> **Material supplied**:
----

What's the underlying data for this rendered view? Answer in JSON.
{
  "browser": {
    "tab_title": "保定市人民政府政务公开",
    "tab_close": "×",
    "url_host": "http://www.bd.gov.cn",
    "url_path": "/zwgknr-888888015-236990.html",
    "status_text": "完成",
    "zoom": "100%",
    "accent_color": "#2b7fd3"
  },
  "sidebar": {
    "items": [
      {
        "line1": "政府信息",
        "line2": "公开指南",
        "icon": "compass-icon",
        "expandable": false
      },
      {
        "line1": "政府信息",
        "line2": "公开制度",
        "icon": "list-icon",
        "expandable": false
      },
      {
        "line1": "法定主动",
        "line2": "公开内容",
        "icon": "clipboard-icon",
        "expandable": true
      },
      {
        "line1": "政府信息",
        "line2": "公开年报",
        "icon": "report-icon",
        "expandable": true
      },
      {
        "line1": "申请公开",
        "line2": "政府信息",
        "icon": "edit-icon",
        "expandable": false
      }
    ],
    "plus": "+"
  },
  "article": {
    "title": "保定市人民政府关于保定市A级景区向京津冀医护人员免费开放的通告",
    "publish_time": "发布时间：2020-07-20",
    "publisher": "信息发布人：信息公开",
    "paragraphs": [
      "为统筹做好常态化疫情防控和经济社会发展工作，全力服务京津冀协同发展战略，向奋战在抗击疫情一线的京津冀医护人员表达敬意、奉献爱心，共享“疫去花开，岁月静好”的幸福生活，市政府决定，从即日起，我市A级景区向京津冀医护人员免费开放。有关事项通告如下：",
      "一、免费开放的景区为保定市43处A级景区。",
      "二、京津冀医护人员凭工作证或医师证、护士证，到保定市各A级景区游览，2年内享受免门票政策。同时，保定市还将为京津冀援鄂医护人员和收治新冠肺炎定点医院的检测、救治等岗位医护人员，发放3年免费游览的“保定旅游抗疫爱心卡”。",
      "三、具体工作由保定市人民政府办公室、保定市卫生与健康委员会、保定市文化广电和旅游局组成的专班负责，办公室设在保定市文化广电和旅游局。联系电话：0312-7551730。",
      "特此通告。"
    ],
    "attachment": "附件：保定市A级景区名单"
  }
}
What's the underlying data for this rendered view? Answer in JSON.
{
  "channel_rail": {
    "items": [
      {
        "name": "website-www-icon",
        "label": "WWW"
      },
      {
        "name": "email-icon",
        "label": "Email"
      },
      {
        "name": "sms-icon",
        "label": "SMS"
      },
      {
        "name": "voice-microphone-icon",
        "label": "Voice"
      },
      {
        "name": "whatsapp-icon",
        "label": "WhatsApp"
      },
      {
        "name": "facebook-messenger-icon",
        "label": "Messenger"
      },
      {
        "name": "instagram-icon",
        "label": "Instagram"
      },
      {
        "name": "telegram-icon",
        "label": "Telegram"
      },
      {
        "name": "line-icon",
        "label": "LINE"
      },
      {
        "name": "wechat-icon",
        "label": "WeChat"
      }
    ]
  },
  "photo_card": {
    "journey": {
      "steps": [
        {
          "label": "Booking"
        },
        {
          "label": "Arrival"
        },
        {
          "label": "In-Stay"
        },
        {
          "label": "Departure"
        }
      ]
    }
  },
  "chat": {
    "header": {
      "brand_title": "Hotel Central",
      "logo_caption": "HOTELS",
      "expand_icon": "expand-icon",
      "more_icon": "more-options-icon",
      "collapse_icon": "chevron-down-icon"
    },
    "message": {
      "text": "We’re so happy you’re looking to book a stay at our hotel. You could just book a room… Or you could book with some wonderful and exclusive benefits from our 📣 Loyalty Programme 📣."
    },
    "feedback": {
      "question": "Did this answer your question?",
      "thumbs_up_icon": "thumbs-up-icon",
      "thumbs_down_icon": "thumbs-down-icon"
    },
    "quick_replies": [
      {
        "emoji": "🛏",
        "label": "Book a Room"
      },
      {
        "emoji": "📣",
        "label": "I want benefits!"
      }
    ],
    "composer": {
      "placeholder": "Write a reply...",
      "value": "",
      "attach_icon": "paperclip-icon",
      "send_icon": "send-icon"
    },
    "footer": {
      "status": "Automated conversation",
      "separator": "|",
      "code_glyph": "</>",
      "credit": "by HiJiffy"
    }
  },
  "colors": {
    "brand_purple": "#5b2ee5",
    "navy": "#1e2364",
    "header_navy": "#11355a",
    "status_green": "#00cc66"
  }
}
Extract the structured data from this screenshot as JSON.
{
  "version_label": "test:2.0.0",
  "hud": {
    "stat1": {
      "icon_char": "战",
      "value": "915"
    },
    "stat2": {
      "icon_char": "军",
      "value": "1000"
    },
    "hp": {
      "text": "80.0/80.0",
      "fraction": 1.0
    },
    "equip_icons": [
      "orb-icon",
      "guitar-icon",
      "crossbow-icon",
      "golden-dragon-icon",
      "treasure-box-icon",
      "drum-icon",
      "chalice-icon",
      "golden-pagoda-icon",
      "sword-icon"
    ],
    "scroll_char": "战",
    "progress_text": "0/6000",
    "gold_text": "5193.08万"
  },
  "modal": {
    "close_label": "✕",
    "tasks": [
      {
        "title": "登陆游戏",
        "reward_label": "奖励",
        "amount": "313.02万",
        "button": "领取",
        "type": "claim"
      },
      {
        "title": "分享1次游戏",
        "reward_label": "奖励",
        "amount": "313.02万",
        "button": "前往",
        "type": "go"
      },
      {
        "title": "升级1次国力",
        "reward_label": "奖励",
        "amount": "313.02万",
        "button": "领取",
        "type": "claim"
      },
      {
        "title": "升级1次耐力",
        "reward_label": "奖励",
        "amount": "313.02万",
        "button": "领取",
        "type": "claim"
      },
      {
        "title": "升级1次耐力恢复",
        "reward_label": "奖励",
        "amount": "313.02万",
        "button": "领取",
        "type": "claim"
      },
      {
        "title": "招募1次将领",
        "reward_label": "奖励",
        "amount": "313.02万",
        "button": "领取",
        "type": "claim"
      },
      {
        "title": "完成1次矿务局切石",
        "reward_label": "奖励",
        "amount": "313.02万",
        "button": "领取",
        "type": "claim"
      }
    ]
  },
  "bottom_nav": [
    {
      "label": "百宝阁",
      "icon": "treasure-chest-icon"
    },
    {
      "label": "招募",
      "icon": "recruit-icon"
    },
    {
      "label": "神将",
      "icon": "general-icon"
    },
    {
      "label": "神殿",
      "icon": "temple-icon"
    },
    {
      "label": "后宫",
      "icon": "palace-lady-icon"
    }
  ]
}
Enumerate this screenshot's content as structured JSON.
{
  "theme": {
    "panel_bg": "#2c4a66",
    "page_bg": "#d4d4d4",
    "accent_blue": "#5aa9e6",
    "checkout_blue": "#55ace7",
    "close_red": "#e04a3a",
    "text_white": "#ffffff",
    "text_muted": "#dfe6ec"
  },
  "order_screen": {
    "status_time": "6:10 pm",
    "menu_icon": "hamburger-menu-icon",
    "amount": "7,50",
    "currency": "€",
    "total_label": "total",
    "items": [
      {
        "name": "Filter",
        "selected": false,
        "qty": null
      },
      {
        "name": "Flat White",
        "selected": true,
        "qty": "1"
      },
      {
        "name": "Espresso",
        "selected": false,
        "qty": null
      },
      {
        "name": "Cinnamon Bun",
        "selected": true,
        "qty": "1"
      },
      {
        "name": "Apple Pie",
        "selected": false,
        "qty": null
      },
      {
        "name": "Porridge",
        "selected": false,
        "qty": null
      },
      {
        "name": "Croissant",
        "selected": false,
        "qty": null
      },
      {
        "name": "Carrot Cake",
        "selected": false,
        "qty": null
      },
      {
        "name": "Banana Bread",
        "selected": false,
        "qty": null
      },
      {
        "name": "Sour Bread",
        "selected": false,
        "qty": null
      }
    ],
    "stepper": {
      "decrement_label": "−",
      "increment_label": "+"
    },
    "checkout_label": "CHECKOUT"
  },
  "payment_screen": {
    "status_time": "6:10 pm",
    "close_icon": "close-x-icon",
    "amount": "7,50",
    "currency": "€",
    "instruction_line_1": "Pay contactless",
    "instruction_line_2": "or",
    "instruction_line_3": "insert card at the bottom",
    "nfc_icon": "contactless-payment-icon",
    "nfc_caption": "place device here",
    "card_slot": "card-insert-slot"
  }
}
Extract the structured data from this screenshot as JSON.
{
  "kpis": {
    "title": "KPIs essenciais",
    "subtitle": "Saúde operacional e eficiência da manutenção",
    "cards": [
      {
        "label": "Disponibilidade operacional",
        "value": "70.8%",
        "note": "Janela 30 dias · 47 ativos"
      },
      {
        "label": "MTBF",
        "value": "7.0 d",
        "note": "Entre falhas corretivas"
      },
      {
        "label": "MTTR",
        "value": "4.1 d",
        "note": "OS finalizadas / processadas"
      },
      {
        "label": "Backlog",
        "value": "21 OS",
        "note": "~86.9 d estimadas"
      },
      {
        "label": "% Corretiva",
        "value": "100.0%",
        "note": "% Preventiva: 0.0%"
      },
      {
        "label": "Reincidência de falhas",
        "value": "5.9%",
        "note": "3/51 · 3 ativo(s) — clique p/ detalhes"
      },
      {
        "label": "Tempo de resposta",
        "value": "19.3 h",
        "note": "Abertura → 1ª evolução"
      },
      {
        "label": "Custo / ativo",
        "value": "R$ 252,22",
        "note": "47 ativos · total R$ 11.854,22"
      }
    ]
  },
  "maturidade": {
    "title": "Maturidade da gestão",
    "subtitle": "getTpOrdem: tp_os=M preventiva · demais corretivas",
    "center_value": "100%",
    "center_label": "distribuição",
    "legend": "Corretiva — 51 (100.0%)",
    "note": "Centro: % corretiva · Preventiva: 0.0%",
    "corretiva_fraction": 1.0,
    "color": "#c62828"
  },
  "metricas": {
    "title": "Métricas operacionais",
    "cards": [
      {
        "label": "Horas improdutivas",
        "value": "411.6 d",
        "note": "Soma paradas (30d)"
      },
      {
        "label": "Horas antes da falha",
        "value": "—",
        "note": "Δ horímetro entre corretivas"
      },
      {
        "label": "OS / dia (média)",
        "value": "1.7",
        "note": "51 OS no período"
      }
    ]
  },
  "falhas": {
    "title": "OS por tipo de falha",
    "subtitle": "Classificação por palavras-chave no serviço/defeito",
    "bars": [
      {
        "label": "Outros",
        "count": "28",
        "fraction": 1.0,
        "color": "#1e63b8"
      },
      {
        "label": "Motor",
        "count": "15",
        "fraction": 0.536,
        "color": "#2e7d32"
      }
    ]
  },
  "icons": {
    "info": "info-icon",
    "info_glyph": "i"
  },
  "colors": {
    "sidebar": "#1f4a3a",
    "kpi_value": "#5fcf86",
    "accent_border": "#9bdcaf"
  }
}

----

> **Problem statement**: How many lines of the data hold the string "Horas"? Reply with the number alone.

> **The output**: 2